MATERIAL SHOWN →
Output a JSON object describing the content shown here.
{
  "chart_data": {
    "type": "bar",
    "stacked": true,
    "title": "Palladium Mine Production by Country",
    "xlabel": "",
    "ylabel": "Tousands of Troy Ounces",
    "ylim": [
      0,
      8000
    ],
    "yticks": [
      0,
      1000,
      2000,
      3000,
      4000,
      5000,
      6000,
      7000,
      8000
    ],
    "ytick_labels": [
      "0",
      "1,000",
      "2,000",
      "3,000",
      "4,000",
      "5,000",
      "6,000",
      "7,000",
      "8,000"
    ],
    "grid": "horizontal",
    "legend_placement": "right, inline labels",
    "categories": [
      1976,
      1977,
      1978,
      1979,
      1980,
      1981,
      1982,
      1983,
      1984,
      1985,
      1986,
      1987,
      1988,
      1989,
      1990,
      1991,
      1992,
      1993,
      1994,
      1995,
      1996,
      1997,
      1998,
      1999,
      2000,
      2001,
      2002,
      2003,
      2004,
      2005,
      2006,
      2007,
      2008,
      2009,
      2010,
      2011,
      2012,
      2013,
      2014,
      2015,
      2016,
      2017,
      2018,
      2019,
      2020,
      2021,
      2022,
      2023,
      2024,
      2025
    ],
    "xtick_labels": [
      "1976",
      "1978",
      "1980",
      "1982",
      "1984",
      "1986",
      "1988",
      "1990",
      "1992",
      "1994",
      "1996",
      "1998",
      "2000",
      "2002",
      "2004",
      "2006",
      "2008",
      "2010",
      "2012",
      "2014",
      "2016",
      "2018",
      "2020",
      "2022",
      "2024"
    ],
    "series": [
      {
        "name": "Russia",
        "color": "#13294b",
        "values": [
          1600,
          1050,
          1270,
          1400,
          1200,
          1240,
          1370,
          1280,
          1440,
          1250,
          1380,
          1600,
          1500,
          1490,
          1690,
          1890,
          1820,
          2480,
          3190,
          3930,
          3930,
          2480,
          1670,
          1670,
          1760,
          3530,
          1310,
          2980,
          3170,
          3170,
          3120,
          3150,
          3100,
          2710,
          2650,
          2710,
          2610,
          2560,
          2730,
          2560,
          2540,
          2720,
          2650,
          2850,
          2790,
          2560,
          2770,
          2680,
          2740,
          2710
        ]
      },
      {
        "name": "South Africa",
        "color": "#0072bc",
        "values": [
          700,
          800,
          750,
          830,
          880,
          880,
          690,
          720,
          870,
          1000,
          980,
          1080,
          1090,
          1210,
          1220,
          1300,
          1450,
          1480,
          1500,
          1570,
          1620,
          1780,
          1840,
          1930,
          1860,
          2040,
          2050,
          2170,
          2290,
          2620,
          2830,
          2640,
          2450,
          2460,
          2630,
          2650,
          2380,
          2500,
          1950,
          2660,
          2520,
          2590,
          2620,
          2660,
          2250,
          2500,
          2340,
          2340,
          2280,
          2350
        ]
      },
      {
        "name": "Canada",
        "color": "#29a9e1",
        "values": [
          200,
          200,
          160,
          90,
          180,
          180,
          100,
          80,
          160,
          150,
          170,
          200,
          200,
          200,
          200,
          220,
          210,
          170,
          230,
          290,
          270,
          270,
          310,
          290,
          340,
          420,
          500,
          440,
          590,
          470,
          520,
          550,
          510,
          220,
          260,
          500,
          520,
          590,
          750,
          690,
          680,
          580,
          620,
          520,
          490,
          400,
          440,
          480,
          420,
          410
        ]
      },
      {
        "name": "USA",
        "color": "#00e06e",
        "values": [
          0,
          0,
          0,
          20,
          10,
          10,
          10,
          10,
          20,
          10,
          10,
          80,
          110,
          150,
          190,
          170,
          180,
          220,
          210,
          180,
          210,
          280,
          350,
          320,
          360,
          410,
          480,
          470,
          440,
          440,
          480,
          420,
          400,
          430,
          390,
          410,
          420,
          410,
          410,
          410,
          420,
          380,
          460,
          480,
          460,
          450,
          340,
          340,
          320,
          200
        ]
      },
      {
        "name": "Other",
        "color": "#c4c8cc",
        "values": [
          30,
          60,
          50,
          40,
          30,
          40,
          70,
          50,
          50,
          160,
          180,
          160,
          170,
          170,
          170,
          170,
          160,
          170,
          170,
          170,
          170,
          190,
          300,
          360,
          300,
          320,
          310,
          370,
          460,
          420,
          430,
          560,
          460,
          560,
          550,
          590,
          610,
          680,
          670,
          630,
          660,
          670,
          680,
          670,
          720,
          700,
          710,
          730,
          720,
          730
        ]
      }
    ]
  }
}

WHAT YOU ARE ASKED TO DO → Using the entries above, state how many lines include the word "color", with no other words.

RESULT FOR THIS TASK → 5